Output every line of the data exactly as it appears.

Rows from a dataset:
========================================

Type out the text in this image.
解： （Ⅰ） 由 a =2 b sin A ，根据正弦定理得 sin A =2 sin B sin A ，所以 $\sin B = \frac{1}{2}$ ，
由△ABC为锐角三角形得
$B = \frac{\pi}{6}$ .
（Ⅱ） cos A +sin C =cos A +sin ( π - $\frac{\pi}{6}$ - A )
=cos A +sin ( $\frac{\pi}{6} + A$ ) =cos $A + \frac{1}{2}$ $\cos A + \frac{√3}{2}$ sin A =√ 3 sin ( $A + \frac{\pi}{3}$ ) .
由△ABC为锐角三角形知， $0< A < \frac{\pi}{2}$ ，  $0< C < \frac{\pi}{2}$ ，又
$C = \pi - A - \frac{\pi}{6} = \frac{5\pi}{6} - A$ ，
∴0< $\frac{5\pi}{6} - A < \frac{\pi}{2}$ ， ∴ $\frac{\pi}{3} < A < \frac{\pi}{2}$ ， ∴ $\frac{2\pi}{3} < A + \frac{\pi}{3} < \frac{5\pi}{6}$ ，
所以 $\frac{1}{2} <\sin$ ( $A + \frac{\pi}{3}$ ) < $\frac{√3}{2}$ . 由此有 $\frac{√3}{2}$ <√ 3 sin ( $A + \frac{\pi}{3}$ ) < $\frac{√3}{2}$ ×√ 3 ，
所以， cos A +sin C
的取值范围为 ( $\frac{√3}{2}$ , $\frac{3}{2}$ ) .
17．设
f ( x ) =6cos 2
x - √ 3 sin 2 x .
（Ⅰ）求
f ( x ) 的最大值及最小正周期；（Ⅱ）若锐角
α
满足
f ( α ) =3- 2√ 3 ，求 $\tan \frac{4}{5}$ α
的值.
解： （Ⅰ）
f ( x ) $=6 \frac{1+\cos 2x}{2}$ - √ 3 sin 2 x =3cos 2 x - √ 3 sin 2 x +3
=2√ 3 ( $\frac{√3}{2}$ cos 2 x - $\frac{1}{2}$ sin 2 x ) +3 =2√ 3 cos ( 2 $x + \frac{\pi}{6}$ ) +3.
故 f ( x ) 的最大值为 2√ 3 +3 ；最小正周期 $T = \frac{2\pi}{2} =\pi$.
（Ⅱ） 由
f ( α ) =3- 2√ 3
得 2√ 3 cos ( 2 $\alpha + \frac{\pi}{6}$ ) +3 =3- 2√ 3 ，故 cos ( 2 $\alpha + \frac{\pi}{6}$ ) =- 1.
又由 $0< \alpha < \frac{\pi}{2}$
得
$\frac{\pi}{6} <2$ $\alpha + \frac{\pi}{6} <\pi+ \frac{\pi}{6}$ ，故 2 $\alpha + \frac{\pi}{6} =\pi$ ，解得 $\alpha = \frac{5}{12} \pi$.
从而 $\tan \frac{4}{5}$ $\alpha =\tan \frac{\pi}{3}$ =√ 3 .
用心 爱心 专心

========================================

■ Problem solution:
Type out the text in this image.
解： （Ⅰ） 由 a =2 b sin A ，根据正弦定理得 sin A =2 sin B sin A ，所以 $\sin B = \frac{1}{2}$ ，
由△ABC为锐角三角形得
$B = \frac{\pi}{6}$ .
（Ⅱ） cos A +sin C =cos A +sin ( π - $\frac{\pi}{6}$ - A )
=cos A +sin ( $\frac{\pi}{6} + A$ ) =cos $A + \frac{1}{2}$ $\cos A + \frac{√3}{2}$ sin A =√ 3 sin ( $A + \frac{\pi}{3}$ ) .
由△ABC为锐角三角形知， $0< A < \frac{\pi}{2}$ ，  $0< C < \frac{\pi}{2}$ ，又
$C = \pi - A - \frac{\pi}{6} = \frac{5\pi}{6} - A$ ，
∴0< $\frac{5\pi}{6} - A < \frac{\pi}{2}$ ， ∴ $\frac{\pi}{3} < A < \frac{\pi}{2}$ ， ∴ $\frac{2\pi}{3} < A + \frac{\pi}{3} < \frac{5\pi}{6}$ ，
所以 $\frac{1}{2} <\sin$ ( $A + \frac{\pi}{3}$ ) < $\frac{√3}{2}$ . 由此有 $\frac{√3}{2}$ <√ 3 sin ( $A + \frac{\pi}{3}$ ) < $\frac{√3}{2}$ ×√ 3 ，
所以， cos A +sin C
的取值范围为 ( $\frac{√3}{2}$ , $\frac{3}{2}$ ) .
17．设
f ( x ) =6cos 2
x - √ 3 sin 2 x .
（Ⅰ）求
f ( x ) 的最大值及最小正周期；（Ⅱ）若锐角
α
满足
f ( α ) =3- 2√ 3 ，求 $\tan \frac{4}{5}$ α
的值.
解： （Ⅰ）
f ( x ) $=6 \frac{1+\cos 2x}{2}$ - √ 3 sin 2 x =3cos 2 x - √ 3 sin 2 x +3
=2√ 3 ( $\frac{√3}{2}$ cos 2 x - $\frac{1}{2}$ sin 2 x ) +3 =2√ 3 cos ( 2 $x + \frac{\pi}{6}$ ) +3.
故 f ( x ) 的最大值为 2√ 3 +3 ；最小正周期 $T = \frac{2\pi}{2} =\pi$.
（Ⅱ） 由
f ( α ) =3- 2√ 3
得 2√ 3 cos ( 2 $\alpha + \frac{\pi}{6}$ ) +3 =3- 2√ 3 ，故 cos ( 2 $\alpha + \frac{\pi}{6}$ ) =- 1.
又由 $0< \alpha < \frac{\pi}{2}$
得
$\frac{\pi}{6} <2$ $\alpha + \frac{\pi}{6} <\pi+ \frac{\pi}{6}$ ，故 2 $\alpha + \frac{\pi}{6} =\pi$ ，解得 $\alpha = \frac{5}{12} \pi$.
从而 $\tan \frac{4}{5}$ $\alpha =\tan \frac{\pi}{3}$ =√ 3 .
用心 爱心 专心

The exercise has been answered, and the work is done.